- _Exercise_: Copy every line in which the string "caption" occurs.

- _Data listing_:
━━━━━━━━━━

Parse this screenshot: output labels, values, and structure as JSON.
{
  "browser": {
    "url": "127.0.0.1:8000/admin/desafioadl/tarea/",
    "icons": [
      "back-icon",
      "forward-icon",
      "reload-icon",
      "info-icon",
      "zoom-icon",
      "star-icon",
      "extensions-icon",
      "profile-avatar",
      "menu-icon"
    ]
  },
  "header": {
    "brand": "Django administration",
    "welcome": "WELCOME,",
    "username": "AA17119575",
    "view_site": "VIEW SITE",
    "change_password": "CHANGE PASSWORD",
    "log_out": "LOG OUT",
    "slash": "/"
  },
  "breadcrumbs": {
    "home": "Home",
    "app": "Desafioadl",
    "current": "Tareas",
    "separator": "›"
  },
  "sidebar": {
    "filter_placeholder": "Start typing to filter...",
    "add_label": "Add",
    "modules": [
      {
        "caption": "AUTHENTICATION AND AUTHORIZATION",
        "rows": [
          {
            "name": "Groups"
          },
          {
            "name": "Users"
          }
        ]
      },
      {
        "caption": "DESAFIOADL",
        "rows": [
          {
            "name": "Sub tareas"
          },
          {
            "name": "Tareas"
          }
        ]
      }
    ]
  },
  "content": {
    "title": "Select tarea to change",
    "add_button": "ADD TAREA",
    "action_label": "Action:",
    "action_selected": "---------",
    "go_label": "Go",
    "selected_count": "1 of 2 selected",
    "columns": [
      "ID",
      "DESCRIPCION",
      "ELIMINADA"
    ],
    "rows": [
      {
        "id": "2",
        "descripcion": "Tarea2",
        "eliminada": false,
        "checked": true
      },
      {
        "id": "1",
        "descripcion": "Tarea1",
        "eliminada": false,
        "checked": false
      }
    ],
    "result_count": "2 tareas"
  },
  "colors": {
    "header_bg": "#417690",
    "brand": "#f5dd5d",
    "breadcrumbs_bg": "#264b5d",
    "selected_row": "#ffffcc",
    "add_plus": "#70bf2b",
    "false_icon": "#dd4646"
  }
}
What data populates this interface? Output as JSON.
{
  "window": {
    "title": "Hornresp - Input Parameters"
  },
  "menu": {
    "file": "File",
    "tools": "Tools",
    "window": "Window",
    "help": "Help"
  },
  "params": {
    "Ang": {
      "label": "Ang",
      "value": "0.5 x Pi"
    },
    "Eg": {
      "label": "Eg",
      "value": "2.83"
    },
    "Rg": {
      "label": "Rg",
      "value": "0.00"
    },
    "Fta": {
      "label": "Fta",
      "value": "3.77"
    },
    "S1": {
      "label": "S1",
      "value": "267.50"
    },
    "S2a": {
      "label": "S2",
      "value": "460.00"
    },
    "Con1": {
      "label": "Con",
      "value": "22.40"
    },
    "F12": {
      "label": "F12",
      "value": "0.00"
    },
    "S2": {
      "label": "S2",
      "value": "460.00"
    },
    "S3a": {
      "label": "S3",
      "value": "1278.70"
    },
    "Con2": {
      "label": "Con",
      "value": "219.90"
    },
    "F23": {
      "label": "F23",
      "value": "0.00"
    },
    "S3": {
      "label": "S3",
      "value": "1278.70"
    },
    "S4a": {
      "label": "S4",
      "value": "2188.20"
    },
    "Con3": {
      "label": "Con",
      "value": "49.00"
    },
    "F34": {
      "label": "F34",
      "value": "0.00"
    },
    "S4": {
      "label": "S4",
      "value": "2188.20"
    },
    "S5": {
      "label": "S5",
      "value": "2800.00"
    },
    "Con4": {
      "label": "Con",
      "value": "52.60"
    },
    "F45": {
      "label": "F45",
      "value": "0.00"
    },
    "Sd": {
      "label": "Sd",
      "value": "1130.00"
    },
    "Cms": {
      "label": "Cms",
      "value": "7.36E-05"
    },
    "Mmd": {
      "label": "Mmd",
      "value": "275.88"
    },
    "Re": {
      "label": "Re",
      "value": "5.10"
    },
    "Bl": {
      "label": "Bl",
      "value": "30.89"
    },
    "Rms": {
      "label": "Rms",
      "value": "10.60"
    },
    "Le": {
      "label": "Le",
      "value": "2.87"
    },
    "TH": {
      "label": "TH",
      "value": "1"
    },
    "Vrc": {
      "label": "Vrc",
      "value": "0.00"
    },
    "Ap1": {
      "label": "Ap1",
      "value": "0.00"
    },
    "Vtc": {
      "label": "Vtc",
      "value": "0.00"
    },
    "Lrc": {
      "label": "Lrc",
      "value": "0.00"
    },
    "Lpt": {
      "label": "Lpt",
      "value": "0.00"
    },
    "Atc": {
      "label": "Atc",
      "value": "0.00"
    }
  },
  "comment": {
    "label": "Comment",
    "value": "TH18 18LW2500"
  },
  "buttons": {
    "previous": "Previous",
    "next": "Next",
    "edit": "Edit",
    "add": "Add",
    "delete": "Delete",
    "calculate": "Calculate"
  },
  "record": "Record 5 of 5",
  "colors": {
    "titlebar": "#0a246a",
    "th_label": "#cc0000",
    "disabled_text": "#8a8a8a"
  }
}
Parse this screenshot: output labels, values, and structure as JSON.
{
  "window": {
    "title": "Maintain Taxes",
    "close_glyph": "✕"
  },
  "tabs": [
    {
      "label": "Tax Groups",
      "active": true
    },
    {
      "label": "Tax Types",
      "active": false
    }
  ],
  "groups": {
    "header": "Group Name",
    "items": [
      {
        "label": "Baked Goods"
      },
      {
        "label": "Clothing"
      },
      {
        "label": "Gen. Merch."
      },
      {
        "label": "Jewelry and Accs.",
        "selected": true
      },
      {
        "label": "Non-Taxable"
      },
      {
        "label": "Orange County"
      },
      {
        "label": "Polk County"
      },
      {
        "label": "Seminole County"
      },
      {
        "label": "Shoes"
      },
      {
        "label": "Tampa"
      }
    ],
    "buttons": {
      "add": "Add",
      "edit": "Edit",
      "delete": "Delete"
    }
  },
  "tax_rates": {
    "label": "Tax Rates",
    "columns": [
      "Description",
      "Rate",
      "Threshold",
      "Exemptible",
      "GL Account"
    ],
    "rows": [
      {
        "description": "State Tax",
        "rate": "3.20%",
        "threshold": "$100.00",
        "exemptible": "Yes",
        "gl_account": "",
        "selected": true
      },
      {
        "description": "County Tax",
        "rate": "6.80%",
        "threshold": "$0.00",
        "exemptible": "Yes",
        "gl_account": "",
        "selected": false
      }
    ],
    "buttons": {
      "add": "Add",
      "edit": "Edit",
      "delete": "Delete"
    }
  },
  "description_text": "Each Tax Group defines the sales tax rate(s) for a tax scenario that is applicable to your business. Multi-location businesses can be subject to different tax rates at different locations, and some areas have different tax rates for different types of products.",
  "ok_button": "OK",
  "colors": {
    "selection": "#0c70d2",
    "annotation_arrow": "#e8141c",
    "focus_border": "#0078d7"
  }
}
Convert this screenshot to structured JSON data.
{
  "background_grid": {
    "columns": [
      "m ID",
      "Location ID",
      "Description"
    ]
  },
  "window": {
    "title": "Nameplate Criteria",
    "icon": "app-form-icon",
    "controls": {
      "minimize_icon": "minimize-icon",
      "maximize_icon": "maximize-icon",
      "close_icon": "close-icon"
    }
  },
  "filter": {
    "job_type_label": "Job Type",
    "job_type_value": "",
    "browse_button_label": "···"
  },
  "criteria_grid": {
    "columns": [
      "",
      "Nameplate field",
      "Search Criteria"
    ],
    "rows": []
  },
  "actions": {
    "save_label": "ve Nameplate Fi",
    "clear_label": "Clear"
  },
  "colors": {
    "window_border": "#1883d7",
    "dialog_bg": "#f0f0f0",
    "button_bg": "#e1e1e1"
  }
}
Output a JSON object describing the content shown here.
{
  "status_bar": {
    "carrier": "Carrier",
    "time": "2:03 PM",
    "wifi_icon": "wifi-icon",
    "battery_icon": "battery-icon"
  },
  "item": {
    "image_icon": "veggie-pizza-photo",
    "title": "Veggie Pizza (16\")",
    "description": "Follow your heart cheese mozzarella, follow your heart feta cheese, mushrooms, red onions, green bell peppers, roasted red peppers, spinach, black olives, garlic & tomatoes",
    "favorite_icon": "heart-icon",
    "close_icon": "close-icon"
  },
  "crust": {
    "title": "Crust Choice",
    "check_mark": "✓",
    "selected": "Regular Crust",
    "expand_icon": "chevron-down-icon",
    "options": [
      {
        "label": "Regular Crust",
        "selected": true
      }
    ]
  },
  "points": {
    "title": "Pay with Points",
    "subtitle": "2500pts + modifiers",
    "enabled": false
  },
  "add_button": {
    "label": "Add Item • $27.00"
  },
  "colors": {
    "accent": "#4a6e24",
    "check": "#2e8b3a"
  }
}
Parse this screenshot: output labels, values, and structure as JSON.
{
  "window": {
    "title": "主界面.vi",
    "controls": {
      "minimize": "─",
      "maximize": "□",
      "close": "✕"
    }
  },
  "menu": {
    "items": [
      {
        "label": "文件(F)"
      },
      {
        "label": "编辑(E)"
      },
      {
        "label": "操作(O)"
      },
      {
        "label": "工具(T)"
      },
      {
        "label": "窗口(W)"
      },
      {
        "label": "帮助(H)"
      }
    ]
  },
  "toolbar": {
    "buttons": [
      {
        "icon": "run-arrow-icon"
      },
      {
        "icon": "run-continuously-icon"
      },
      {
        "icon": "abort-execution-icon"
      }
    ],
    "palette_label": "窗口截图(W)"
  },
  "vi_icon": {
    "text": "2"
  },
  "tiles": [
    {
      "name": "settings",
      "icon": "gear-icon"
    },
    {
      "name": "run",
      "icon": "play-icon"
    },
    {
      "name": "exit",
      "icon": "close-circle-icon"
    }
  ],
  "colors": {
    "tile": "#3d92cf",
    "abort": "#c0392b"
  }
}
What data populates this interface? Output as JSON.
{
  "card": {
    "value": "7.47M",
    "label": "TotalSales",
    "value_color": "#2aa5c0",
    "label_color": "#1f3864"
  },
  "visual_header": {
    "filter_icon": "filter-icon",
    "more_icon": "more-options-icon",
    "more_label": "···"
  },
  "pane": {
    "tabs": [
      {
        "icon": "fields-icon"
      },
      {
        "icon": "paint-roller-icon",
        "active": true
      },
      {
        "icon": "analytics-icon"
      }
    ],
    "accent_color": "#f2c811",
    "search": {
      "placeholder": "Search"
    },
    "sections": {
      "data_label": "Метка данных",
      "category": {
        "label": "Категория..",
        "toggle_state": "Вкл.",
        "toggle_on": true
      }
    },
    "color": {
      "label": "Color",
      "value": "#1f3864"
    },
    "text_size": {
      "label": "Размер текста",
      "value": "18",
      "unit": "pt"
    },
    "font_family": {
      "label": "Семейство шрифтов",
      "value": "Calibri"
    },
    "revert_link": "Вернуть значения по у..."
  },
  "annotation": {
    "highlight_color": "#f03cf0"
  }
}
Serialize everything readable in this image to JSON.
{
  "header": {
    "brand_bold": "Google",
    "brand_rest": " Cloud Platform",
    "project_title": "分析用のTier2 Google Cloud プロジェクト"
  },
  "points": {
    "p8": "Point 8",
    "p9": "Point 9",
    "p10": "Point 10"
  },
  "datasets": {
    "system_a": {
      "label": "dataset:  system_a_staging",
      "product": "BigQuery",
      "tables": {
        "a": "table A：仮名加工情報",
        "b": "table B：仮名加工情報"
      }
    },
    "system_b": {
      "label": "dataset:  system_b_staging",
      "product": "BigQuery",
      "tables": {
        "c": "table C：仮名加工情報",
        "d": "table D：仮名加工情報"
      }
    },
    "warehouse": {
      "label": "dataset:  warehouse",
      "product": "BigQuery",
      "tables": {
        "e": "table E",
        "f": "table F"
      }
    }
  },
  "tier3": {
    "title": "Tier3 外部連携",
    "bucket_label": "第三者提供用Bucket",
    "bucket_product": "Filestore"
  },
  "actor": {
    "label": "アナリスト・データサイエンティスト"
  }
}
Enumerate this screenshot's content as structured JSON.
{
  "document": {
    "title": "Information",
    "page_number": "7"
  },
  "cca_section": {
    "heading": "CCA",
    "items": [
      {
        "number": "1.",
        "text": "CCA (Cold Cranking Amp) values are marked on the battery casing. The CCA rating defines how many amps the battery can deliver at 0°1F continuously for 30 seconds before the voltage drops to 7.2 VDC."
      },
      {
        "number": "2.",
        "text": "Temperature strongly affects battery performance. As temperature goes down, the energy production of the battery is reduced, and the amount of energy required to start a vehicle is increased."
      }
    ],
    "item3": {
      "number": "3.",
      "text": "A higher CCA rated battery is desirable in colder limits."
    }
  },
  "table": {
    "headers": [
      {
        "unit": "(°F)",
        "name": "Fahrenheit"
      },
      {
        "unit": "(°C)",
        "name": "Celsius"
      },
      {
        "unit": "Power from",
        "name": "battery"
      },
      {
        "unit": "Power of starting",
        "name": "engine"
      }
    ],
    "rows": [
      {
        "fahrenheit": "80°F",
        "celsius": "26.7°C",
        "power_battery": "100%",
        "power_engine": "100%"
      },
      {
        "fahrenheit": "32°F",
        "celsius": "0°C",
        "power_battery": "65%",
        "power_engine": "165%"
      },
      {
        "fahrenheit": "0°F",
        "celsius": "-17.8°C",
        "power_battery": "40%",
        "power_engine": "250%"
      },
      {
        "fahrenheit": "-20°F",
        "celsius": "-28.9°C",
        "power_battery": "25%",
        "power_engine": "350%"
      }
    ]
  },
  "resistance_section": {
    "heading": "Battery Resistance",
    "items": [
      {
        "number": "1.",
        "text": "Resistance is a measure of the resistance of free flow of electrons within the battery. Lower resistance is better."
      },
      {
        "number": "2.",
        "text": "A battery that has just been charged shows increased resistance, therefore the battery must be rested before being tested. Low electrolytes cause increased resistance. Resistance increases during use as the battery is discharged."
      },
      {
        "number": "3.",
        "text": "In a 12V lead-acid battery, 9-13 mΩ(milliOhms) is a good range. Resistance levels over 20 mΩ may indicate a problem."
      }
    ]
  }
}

━━━━━━━━━━

- _Worked solution_:
        "caption": "AUTHENTICATION AND AUTHORIZATION",
        "caption": "DESAFIOADL",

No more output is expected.